Return every line of the material exactly.

*Exercise data:*
***
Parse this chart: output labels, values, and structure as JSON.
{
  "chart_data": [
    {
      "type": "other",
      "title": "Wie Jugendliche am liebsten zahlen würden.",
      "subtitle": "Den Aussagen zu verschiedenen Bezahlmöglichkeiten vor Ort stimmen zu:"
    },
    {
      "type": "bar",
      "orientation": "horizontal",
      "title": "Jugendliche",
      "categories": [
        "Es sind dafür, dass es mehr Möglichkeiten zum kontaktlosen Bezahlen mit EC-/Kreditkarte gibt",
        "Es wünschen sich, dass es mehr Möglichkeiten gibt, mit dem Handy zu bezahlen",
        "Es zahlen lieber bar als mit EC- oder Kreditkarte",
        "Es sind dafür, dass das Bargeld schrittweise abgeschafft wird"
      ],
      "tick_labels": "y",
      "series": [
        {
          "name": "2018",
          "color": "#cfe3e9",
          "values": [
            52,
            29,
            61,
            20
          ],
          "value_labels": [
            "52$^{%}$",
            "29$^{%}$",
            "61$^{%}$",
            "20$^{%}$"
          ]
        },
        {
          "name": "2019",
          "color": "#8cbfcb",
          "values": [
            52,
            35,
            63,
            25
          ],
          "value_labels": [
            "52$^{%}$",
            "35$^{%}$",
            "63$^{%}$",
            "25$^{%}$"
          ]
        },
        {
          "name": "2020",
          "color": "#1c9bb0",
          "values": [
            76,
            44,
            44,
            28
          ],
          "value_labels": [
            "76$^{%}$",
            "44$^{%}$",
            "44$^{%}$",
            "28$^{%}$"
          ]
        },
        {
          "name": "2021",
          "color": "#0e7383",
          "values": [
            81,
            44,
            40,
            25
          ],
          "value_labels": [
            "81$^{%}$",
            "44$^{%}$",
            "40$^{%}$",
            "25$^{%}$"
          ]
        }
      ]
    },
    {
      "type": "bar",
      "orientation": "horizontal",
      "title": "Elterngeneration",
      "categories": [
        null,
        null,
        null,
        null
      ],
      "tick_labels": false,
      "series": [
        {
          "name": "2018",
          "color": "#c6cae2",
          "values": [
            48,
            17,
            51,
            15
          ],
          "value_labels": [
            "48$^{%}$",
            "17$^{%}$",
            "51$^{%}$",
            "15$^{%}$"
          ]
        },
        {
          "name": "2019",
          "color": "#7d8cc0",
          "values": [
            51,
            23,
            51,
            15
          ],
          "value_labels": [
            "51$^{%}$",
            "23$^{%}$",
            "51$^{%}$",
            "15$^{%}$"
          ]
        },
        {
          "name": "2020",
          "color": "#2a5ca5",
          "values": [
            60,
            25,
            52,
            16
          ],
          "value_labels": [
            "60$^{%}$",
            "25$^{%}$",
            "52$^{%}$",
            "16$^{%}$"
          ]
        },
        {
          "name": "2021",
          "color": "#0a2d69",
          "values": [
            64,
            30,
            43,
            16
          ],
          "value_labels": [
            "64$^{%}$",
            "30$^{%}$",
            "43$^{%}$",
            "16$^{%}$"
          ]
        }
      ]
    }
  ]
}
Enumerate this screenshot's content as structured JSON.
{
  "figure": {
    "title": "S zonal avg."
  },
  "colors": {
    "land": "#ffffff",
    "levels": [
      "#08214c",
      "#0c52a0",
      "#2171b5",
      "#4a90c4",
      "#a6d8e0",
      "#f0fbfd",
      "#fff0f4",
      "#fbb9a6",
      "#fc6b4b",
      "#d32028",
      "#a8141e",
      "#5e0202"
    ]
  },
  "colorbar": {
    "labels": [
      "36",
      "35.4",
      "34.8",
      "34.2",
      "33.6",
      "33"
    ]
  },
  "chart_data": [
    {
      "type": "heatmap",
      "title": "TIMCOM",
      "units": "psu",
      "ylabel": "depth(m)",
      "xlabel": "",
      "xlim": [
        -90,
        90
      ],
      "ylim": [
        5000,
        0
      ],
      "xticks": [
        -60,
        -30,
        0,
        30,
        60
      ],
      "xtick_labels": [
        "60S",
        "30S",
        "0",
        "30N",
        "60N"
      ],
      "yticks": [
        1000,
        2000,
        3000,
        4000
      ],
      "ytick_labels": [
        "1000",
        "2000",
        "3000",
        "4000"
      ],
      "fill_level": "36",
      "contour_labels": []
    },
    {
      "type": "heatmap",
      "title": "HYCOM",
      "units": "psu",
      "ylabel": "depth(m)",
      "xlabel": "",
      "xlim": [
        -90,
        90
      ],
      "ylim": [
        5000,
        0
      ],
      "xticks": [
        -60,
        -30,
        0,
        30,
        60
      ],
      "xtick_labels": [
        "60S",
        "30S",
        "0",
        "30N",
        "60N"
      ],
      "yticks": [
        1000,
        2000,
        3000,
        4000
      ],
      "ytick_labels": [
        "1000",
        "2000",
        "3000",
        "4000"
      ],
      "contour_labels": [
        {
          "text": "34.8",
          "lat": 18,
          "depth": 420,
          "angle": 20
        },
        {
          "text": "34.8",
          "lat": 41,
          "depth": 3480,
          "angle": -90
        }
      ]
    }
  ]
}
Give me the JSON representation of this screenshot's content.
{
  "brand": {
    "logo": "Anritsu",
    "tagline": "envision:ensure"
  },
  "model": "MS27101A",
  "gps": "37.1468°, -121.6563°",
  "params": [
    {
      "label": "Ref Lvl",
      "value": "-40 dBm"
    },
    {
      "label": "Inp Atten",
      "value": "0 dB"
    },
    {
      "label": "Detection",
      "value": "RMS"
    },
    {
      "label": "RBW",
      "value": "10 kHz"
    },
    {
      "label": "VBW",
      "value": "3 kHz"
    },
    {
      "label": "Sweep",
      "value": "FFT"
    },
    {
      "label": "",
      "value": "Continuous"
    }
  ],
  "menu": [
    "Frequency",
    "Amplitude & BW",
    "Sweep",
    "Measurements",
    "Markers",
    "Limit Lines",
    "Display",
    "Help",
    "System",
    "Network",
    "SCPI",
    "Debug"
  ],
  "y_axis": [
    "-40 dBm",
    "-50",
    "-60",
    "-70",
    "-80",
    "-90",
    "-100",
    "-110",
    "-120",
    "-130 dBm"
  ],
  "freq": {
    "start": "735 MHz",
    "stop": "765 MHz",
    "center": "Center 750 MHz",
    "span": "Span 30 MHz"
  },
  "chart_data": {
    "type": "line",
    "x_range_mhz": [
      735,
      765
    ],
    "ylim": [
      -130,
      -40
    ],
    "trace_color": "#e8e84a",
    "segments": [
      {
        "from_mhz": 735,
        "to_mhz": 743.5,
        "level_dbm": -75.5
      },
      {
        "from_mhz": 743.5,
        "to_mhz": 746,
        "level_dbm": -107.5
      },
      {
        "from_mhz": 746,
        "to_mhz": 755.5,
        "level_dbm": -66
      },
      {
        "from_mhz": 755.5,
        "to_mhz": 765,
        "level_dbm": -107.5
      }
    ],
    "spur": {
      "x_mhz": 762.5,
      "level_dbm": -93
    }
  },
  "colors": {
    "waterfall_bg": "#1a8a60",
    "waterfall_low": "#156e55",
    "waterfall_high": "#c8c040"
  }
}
***
*Answer to this exercise:*
Parse this chart: output labels, values, and structure as JSON.
{
  "chart_data": [
    {
      "type": "other",
      "title": "Wie Jugendliche am liebsten zahlen würden.",
      "subtitle": "Den Aussagen zu verschiedenen Bezahlmöglichkeiten vor Ort stimmen zu:"
    },
    {
      "type": "bar",
      "orientation": "horizontal",
      "title": "Jugendliche",
      "categories": [
        "Es sind dafür, dass es mehr Möglichkeiten zum kontaktlosen Bezahlen mit EC-/Kreditkarte gibt",
        "Es wünschen sich, dass es mehr Möglichkeiten gibt, mit dem Handy zu bezahlen",
        "Es zahlen lieber bar als mit EC- oder Kreditkarte",
        "Es sind dafür, dass das Bargeld schrittweise abgeschafft wird"
      ],
      "tick_labels": "y",
      "series": [
        {
          "name": "2018",
          "color": "#cfe3e9",
          "values": [
            52,
            29,
            61,
            20
          ],
          "value_labels": [
            "52$^{%}$",
            "29$^{%}$",
            "61$^{%}$",
            "20$^{%}$"
          ]
        },
        {
          "name": "2019",
          "color": "#8cbfcb",
          "values": [
            52,
            35,
            63,
            25
          ],
          "value_labels": [
            "52$^{%}$",
            "35$^{%}$",
            "63$^{%}$",
            "25$^{%}$"
          ]
        },
        {
          "name": "2020",
          "color": "#1c9bb0",
          "values": [
            76,
            44,
            44,
            28
          ],
          "value_labels": [
            "76$^{%}$",
            "44$^{%}$",
            "44$^{%}$",
            "28$^{%}$"
          ]
        },
        {
          "name": "2021",
          "color": "#0e7383",
          "values": [
            81,
            44,
            40,
            25
          ],
          "value_labels": [
            "81$^{%}$",
            "44$^{%}$",
            "40$^{%}$",
            "25$^{%}$"
          ]
        }
      ]
    },
    {
      "type": "bar",
      "orientation": "horizontal",
      "title": "Elterngeneration",
      "categories": [
        null,
        null,
        null,
        null
      ],
      "tick_labels": false,
      "series": [
        {
          "name": "2018",
          "color": "#c6cae2",
          "values": [
            48,
            17,
            51,
            15
          ],
          "value_labels": [
            "48$^{%}$",
            "17$^{%}$",
            "51$^{%}$",
            "15$^{%}$"
          ]
        },
        {
          "name": "2019",
          "color": "#7d8cc0",
          "values": [
            51,
            23,
            51,
            15
          ],
          "value_labels": [
            "51$^{%}$",
            "23$^{%}$",
            "51$^{%}$",
            "15$^{%}$"
          ]
        },
        {
          "name": "2020",
          "color": "#2a5ca5",
          "values": [
            60,
            25,
            52,
            16
          ],
          "value_labels": [
            "60$^{%}$",
            "25$^{%}$",
            "52$^{%}$",
            "16$^{%}$"
          ]
        },
        {
          "name": "2021",
          "color": "#0a2d69",
          "values": [
            64,
            30,
            43,
            16
          ],
          "value_labels": [
            "64$^{%}$",
            "30$^{%}$",
            "43$^{%}$",
            "16$^{%}$"
          ]
        }
      ]
    }
  ]
}
Enumerate this screenshot's content as structured JSON.
{
  "figure": {
    "title": "S zonal avg."
  },
  "colors": {
    "land": "#ffffff",
    "levels": [
      "#08214c",
      "#0c52a0",
      "#2171b5",
      "#4a90c4",
      "#a6d8e0",
      "#f0fbfd",
      "#fff0f4",
      "#fbb9a6",
      "#fc6b4b",
      "#d32028",
      "#a8141e",
      "#5e0202"
    ]
  },
  "colorbar": {
    "labels": [
      "36",
      "35.4",
      "34.8",
      "34.2",
      "33.6",
      "33"
    ]
  },
  "chart_data": [
    {
      "type": "heatmap",
      "title": "TIMCOM",
      "units": "psu",
      "ylabel": "depth(m)",
      "xlabel": "",
      "xlim": [
        -90,
        90
      ],
      "ylim": [
        5000,
        0
      ],
      "xticks": [
        -60,
        -30,
        0,
        30,
        60
      ],
      "xtick_labels": [
        "60S",
        "30S",
        "0",
        "30N",
        "60N"
      ],
      "yticks": [
        1000,
        2000,
        3000,
        4000
      ],
      "ytick_labels": [
        "1000",
        "2000",
        "3000",
        "4000"
      ],
      "fill_level": "36",
      "contour_labels": []
    },
    {
      "type": "heatmap",
      "title": "HYCOM",
      "units": "psu",
      "ylabel": "depth(m)",
      "xlabel": "",
      "xlim": [
        -90,
        90
      ],
      "ylim": [
        5000,
        0
      ],
      "xticks": [
        -60,
        -30,
        0,
        30,
        60
      ],
      "xtick_labels": [
        "60S",
        "30S",
        "0",
        "30N",
        "60N"
      ],
      "yticks": [
        1000,
        2000,
        3000,
        4000
      ],
      "ytick_labels": [
        "1000",
        "2000",
        "3000",
        "4000"
      ],
      "contour_labels": [
        {
          "text": "34.8",
          "lat": 18,
          "depth": 420,
          "angle": 20
        },
        {
          "text": "34.8",
          "lat": 41,
          "depth": 3480,
          "angle": -90
        }
      ]
    }
  ]
}
Give me the JSON representation of this screenshot's content.
{
  "brand": {
    "logo": "Anritsu",
    "tagline": "envision:ensure"
  },
  "model": "MS27101A",
  "gps": "37.1468°, -121.6563°",
  "params": [
    {
      "label": "Ref Lvl",
      "value": "-40 dBm"
    },
    {
      "label": "Inp Atten",
      "value": "0 dB"
    },
    {
      "label": "Detection",
      "value": "RMS"
    },
    {
      "label": "RBW",
      "value": "10 kHz"
    },
    {
      "label": "VBW",
      "value": "3 kHz"
    },
    {
      "label": "Sweep",
      "value": "FFT"
    },
    {
      "label": "",
      "value": "Continuous"
    }
  ],
  "menu": [
    "Frequency",
    "Amplitude & BW",
    "Sweep",
    "Measurements",
    "Markers",
    "Limit Lines",
    "Display",
    "Help",
    "System",
    "Network",
    "SCPI",
    "Debug"
  ],
  "y_axis": [
    "-40 dBm",
    "-50",
    "-60",
    "-70",
    "-80",
    "-90",
    "-100",
    "-110",
    "-120",
    "-130 dBm"
  ],
  "freq": {
    "start": "735 MHz",
    "stop": "765 MHz",
    "center": "Center 750 MHz",
    "span": "Span 30 MHz"
  },
  "chart_data": {
    "type": "line",
    "x_range_mhz": [
      735,
      765
    ],
    "ylim": [
      -130,
      -40
    ],
    "trace_color": "#e8e84a",
    "segments": [
      {
        "from_mhz": 735,
        "to_mhz": 743.5,
        "level_dbm": -75.5
      },
      {
        "from_mhz": 743.5,
        "to_mhz": 746,
        "level_dbm": -107.5
      },
      {
        "from_mhz": 746,
        "to_mhz": 755.5,
        "level_dbm": -66
      },
      {
        "from_mhz": 755.5,
        "to_mhz": 765,
        "level_dbm": -107.5
      }
    ],
    "spur": {
      "x_mhz": 762.5,
      "level_dbm": -93
    }
  },
  "colors": {
    "waterfall_bg": "#1a8a60",
    "waterfall_low": "#156e55",
    "waterfall_high": "#c8c040"
  }
}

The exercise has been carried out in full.